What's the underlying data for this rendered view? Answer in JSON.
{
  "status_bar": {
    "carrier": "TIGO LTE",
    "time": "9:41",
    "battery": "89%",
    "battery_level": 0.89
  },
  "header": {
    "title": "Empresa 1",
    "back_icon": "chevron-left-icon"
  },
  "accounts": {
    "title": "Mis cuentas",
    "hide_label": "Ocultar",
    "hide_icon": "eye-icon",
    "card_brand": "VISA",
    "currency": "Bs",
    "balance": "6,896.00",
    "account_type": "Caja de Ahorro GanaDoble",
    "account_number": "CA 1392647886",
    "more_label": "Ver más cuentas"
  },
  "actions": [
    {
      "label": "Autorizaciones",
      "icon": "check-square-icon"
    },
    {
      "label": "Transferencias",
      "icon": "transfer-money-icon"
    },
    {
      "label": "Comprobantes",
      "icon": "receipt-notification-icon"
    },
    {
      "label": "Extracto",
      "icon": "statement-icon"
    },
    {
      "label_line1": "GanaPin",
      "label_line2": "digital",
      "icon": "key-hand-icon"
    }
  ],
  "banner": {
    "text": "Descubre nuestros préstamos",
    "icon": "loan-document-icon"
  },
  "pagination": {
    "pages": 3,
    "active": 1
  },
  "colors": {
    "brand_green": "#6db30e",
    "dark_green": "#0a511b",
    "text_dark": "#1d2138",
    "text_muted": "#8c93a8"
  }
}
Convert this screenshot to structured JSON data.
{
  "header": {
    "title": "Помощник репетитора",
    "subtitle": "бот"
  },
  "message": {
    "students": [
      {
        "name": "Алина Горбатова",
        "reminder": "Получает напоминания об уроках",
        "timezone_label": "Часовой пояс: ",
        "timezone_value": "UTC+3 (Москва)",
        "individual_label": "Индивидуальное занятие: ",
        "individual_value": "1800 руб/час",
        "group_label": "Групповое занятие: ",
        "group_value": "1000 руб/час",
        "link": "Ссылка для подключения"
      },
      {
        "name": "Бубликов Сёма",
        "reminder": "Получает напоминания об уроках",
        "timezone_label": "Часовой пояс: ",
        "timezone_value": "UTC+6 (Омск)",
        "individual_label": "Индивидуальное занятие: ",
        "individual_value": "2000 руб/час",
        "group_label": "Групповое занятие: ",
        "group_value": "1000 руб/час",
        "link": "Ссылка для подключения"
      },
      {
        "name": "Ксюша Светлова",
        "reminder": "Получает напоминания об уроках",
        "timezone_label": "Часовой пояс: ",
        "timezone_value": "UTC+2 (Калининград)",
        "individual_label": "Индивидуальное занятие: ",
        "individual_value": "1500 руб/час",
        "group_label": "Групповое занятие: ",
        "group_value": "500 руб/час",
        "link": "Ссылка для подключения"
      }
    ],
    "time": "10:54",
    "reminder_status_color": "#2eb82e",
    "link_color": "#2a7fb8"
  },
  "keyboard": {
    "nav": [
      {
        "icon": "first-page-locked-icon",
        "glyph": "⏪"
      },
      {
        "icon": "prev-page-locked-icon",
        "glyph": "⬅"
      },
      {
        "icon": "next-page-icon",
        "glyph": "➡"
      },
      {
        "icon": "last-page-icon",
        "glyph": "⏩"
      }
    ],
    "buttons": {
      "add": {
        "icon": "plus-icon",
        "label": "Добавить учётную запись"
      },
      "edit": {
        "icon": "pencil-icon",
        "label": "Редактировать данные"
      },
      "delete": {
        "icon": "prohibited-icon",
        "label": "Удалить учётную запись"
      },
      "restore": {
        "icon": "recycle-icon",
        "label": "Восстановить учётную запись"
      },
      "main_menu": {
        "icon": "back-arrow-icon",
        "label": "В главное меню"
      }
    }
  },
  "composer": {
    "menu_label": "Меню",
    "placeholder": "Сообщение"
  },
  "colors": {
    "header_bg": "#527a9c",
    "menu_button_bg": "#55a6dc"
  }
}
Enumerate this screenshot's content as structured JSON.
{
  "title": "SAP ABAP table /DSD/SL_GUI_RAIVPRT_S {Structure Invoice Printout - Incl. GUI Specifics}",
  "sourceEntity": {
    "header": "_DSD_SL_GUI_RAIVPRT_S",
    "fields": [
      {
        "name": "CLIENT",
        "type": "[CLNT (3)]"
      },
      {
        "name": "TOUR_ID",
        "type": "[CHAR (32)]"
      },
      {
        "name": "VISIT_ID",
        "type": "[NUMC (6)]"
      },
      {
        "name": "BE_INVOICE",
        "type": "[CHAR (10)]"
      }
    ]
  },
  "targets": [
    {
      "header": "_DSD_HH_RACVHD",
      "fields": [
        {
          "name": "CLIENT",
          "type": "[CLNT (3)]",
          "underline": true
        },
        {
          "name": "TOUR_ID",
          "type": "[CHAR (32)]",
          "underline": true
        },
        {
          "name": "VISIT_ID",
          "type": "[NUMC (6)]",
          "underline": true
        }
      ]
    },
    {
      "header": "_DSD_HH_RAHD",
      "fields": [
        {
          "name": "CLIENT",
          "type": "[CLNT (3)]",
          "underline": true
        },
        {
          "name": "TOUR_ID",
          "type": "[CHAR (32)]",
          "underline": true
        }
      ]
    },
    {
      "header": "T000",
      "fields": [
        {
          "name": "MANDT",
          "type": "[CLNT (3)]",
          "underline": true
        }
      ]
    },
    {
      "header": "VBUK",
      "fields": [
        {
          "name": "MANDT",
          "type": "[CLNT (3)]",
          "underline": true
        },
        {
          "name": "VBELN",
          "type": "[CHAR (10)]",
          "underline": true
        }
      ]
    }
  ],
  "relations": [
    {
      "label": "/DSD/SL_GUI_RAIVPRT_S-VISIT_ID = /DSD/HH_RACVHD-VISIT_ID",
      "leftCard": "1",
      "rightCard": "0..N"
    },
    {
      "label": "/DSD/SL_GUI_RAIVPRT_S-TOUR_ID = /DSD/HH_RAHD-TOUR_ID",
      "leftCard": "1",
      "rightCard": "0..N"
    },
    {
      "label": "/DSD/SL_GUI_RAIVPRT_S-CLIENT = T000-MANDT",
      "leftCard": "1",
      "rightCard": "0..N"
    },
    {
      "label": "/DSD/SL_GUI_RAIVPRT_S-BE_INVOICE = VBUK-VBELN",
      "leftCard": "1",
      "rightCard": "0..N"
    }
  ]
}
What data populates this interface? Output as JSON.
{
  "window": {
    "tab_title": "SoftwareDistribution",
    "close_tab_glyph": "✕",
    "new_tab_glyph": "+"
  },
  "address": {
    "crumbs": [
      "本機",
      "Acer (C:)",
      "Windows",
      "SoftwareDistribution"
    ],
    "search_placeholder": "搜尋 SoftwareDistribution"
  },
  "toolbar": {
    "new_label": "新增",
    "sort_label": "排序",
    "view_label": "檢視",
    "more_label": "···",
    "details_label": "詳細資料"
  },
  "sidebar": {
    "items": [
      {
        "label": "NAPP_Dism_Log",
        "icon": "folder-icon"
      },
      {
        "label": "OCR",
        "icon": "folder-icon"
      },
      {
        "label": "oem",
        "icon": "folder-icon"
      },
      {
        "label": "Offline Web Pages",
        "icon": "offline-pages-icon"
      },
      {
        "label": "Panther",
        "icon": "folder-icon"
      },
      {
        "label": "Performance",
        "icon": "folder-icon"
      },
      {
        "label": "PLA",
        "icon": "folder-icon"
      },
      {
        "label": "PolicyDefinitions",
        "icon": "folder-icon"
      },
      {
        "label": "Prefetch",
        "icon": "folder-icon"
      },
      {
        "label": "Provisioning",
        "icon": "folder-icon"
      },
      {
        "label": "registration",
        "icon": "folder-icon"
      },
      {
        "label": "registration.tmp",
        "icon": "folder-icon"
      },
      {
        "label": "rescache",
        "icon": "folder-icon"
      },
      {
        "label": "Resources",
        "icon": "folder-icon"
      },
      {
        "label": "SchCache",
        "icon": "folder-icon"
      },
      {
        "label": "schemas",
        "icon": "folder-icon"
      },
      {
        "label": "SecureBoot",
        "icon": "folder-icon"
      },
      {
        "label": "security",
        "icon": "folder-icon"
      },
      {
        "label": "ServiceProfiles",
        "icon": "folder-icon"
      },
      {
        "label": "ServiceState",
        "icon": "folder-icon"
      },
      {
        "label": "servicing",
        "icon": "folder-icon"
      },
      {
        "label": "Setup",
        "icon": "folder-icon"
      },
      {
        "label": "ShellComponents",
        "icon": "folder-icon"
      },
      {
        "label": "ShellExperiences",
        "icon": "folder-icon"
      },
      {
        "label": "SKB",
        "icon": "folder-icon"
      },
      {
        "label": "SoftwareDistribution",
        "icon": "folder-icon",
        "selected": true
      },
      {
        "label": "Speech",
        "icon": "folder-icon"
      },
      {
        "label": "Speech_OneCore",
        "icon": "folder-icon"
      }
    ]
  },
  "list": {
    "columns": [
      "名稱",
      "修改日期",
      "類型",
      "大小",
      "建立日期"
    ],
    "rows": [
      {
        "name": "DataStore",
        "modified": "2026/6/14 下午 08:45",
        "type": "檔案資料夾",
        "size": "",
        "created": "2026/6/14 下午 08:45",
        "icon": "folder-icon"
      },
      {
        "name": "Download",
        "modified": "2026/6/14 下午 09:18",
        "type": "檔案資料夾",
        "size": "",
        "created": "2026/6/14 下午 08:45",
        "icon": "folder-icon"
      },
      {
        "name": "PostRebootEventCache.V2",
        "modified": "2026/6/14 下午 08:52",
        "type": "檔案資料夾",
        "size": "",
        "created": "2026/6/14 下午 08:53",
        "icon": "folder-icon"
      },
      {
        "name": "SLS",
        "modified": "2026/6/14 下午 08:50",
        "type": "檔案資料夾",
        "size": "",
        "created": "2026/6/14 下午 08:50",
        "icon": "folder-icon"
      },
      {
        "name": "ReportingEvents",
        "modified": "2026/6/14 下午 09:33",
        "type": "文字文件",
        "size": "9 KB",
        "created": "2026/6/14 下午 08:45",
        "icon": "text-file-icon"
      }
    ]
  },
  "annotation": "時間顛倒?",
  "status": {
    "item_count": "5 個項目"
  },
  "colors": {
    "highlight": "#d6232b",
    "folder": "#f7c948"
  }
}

..........

Your goal:
Which lines hold the word "cuentas"? Copy all of them.

Solution:
    "title": "Mis cuentas",
    "more_label": "Ver más cuentas"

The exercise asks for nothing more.